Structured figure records
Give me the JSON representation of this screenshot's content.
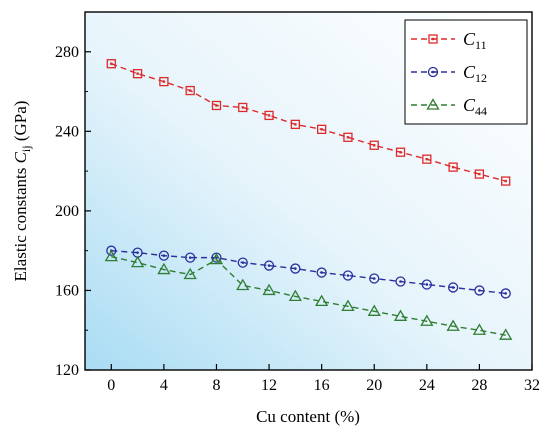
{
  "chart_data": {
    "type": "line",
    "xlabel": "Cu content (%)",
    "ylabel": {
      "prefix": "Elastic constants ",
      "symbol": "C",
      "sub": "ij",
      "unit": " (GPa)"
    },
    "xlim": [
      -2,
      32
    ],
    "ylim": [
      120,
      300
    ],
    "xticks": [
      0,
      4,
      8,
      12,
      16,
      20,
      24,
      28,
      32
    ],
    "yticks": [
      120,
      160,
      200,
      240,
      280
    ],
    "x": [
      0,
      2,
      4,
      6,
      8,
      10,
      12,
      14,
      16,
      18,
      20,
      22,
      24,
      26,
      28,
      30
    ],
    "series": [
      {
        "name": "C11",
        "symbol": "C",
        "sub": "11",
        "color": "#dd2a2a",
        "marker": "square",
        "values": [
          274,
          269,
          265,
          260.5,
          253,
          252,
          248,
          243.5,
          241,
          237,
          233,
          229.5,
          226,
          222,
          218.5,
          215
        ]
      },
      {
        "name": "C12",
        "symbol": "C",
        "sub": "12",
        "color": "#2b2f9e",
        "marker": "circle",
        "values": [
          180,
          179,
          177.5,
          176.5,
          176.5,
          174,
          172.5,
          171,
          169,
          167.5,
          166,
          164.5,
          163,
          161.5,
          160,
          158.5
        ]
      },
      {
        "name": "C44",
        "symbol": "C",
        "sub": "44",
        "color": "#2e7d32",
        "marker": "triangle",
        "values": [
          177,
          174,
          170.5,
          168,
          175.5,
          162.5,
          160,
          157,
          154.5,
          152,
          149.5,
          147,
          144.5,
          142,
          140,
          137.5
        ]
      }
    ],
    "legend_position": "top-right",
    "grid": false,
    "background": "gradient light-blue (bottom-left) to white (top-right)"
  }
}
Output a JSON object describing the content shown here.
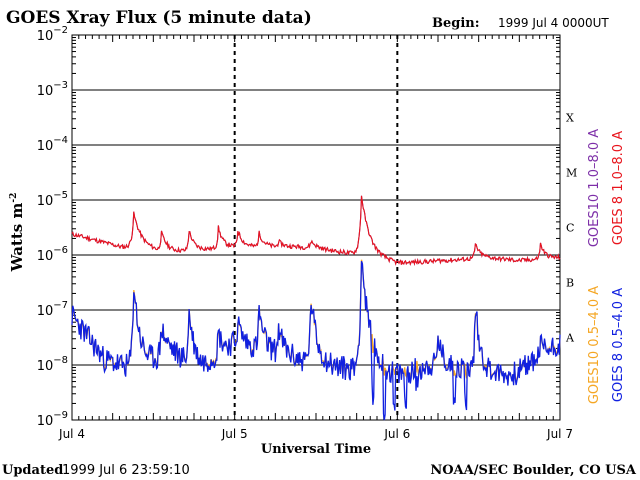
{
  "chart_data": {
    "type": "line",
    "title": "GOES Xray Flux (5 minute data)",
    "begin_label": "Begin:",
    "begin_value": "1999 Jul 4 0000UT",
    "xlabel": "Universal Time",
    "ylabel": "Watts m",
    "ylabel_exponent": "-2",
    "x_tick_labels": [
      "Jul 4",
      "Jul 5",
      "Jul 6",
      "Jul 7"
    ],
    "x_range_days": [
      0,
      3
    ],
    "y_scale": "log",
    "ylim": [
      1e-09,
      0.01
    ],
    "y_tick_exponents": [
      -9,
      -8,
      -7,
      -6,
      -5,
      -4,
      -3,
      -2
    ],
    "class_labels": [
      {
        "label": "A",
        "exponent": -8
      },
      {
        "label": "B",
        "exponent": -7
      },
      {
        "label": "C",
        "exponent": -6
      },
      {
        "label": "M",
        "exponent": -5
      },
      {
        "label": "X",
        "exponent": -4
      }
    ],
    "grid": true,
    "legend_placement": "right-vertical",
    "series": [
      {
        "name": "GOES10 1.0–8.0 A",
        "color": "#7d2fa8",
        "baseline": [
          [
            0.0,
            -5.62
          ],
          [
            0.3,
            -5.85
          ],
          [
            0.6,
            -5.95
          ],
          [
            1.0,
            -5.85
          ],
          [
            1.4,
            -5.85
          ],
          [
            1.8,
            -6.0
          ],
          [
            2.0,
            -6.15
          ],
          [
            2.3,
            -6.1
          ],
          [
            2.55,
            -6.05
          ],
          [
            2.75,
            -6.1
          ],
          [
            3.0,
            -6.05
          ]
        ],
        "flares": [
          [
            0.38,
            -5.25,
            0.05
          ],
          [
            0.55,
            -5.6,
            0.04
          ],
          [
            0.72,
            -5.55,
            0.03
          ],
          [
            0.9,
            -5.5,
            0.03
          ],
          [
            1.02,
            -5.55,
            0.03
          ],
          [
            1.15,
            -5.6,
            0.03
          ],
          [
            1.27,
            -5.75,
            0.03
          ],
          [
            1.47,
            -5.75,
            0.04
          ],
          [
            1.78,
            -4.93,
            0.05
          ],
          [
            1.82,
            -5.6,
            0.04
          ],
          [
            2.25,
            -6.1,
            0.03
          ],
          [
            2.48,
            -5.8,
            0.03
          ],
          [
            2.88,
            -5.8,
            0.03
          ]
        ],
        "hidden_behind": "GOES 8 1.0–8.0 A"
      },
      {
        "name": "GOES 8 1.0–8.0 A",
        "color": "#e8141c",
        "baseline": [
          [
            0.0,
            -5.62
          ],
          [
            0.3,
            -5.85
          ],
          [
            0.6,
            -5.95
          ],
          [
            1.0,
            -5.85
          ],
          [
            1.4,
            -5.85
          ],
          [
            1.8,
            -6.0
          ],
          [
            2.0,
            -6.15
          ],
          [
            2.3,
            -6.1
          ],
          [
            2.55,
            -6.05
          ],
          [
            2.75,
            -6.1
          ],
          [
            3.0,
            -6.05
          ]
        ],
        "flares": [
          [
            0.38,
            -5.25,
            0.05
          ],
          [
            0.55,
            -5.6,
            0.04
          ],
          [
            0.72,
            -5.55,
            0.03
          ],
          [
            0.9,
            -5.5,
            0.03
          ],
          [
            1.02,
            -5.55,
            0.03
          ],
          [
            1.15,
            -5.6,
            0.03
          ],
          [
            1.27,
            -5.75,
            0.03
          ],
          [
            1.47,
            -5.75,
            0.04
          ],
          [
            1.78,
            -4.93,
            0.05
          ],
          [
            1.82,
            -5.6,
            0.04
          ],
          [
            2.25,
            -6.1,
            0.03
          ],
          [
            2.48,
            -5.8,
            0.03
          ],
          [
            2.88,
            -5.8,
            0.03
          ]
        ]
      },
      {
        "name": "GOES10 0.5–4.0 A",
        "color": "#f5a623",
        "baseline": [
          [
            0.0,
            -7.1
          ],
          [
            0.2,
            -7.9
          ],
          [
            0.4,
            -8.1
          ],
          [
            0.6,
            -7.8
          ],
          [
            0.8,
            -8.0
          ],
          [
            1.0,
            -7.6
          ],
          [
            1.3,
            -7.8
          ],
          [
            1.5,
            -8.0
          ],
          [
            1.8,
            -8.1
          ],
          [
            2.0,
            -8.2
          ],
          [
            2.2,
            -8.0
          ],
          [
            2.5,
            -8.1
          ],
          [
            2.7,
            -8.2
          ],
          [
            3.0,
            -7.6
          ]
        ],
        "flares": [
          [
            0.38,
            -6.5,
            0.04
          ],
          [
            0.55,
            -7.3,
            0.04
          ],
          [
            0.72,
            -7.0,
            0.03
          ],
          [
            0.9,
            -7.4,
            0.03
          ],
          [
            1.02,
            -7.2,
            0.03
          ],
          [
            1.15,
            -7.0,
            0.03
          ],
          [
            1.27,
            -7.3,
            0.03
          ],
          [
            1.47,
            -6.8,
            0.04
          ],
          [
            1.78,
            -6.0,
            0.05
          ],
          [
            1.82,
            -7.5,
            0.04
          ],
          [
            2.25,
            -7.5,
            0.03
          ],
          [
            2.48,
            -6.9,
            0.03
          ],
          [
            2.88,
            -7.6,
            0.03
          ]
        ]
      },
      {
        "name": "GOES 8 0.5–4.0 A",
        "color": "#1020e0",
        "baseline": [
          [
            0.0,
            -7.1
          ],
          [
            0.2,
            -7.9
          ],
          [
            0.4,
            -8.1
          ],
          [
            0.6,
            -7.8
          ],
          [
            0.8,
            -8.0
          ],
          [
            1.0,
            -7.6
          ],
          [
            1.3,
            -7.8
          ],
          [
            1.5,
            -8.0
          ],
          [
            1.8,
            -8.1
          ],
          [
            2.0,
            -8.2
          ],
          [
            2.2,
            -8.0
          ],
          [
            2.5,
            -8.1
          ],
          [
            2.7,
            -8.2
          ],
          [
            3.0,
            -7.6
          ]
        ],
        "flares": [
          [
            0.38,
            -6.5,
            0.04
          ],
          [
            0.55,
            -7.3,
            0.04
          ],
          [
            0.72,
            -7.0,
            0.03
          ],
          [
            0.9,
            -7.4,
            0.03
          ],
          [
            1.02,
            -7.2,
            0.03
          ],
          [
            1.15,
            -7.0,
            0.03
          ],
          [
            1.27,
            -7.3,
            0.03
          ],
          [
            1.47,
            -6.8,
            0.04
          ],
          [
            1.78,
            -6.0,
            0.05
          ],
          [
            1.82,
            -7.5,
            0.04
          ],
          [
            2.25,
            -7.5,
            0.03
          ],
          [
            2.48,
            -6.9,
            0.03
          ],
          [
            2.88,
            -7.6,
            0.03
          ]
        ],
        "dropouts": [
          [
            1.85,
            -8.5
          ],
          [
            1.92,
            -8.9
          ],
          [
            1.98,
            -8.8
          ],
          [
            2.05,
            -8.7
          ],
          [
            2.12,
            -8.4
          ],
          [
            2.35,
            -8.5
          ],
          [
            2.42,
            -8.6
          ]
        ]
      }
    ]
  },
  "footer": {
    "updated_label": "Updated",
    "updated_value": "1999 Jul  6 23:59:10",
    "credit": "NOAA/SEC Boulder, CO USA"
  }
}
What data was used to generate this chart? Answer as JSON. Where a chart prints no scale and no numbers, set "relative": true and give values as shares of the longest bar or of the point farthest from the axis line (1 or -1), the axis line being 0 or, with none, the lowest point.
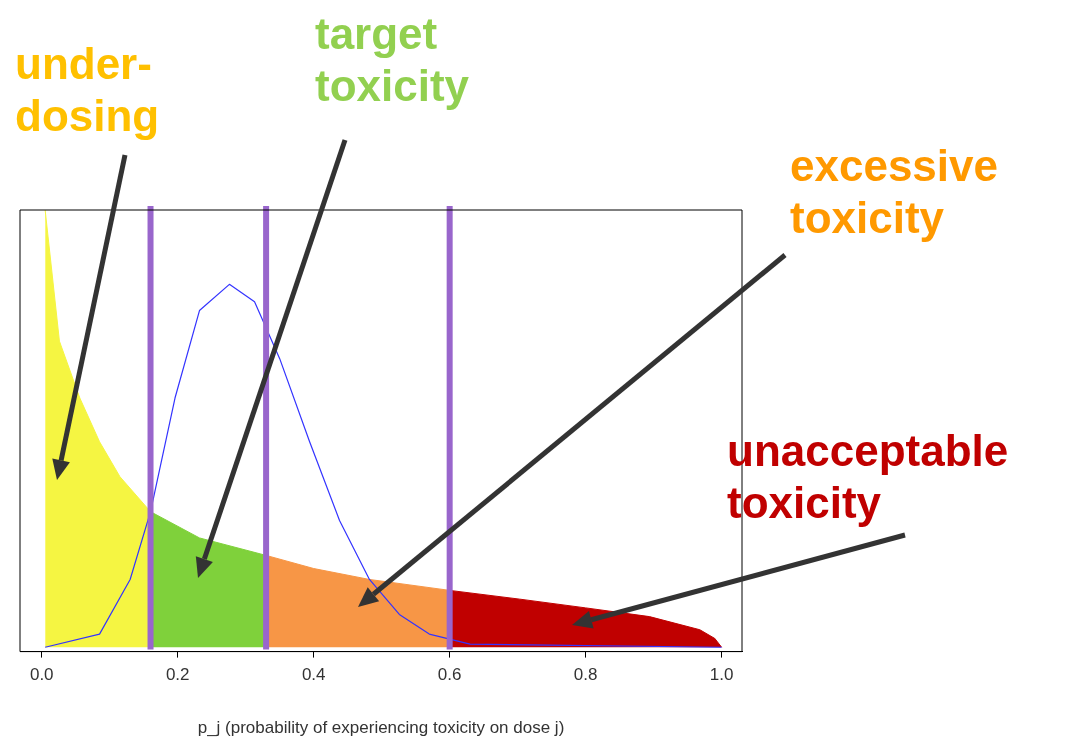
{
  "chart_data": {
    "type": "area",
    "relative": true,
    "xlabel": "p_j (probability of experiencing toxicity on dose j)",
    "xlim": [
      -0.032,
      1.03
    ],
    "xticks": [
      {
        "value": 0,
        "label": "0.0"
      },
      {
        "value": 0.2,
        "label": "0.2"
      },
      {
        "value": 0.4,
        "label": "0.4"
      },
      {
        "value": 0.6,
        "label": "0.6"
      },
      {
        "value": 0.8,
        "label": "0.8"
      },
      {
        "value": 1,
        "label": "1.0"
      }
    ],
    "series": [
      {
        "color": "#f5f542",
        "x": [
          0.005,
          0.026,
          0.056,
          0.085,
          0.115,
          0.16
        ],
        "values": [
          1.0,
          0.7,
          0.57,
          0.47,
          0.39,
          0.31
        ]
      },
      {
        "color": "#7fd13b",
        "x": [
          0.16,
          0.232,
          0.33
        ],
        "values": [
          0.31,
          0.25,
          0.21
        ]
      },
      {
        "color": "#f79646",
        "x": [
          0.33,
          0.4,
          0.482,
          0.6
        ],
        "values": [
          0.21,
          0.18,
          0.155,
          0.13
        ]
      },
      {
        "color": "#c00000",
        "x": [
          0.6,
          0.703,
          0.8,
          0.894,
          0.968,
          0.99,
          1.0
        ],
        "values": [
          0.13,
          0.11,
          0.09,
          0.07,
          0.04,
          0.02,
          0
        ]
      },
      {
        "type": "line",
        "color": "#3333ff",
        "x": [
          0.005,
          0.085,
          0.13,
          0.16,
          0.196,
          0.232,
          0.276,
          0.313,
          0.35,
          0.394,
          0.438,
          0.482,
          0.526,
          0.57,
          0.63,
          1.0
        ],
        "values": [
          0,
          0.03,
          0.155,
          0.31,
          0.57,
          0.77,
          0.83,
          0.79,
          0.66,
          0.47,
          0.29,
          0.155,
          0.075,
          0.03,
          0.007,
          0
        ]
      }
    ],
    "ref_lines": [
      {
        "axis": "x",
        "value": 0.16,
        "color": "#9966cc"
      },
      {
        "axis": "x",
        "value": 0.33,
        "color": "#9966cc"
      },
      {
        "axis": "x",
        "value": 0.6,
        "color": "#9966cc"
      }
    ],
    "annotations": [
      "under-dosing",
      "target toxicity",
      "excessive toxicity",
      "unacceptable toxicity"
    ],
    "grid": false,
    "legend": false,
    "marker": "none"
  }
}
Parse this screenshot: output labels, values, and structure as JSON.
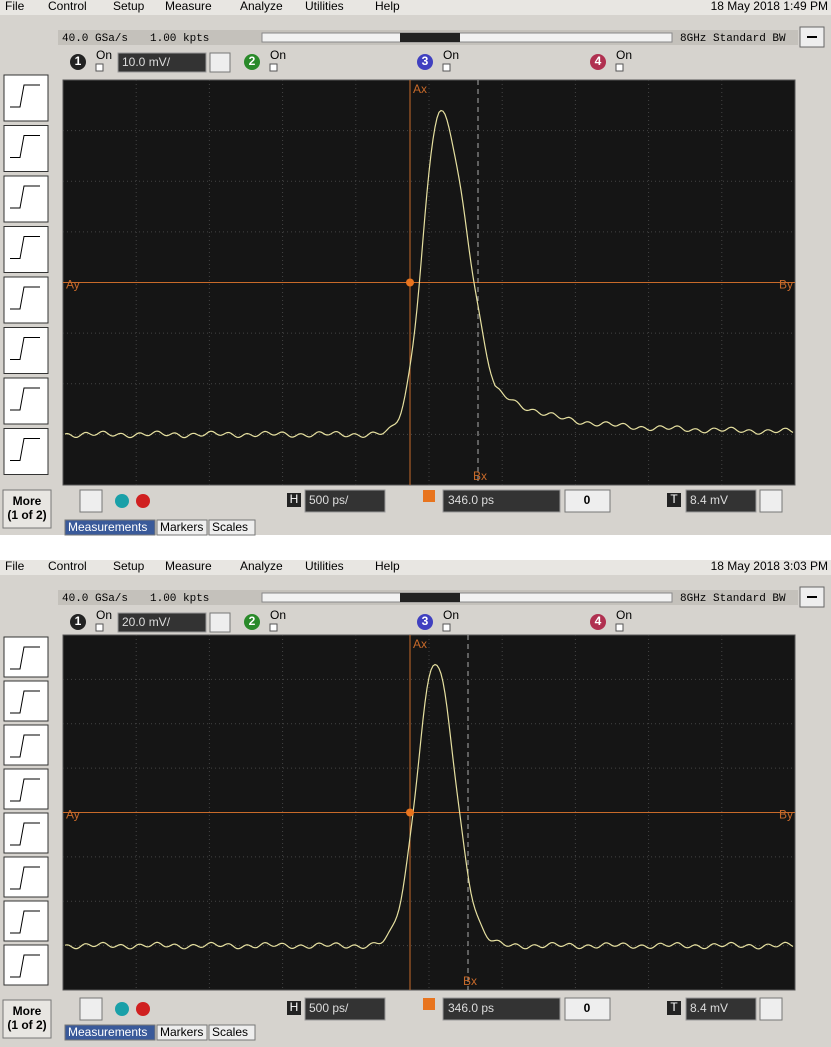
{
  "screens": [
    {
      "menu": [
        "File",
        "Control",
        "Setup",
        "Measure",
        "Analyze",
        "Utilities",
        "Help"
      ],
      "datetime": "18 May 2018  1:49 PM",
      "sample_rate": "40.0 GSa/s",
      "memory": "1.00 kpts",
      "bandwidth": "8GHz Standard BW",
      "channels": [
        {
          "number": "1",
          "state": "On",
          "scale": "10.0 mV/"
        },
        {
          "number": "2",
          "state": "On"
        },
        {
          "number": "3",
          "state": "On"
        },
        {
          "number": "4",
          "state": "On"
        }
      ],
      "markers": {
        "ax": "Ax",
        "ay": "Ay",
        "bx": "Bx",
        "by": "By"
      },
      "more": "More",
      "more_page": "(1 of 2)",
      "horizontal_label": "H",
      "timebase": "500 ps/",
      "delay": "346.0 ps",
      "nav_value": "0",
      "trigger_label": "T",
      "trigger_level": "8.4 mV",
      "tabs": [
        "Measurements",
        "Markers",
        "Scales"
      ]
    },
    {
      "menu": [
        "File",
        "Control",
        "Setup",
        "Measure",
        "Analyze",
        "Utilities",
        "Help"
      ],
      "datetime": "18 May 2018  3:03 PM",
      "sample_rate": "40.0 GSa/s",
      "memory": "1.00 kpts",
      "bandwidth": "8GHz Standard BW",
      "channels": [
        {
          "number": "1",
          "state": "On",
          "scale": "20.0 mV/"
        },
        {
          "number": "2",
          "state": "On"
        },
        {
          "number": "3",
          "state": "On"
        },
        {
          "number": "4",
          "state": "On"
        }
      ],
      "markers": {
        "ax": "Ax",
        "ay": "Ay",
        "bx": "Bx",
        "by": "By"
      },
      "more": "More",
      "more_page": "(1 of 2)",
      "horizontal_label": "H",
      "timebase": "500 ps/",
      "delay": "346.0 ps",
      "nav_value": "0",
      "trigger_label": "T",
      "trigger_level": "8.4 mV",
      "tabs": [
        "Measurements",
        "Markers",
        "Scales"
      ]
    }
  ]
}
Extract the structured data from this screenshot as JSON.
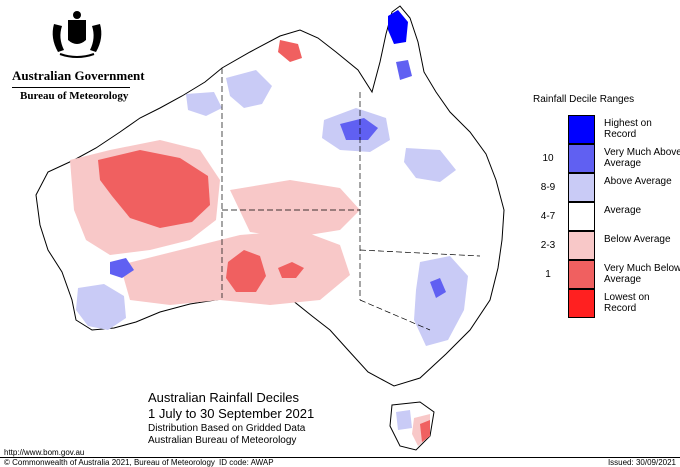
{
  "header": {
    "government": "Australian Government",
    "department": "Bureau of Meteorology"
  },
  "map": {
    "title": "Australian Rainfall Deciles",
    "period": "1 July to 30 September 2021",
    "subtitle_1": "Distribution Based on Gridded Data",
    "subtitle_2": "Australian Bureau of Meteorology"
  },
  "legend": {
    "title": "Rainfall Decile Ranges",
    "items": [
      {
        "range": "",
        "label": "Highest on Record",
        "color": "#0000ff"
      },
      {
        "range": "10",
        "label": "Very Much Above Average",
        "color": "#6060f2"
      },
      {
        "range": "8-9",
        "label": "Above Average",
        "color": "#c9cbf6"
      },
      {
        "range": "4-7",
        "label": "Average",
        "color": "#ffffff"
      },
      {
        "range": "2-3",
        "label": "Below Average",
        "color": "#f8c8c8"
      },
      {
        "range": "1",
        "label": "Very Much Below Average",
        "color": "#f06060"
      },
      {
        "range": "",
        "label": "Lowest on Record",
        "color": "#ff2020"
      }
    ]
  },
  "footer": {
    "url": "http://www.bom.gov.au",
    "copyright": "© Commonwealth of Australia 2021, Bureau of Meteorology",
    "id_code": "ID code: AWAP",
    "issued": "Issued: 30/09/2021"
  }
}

* Brief
From the listing above, pick out every line containing "Much".

* Exercise answer
        "label": "Very Much Above Average",
        "label": "Very Much Below Average",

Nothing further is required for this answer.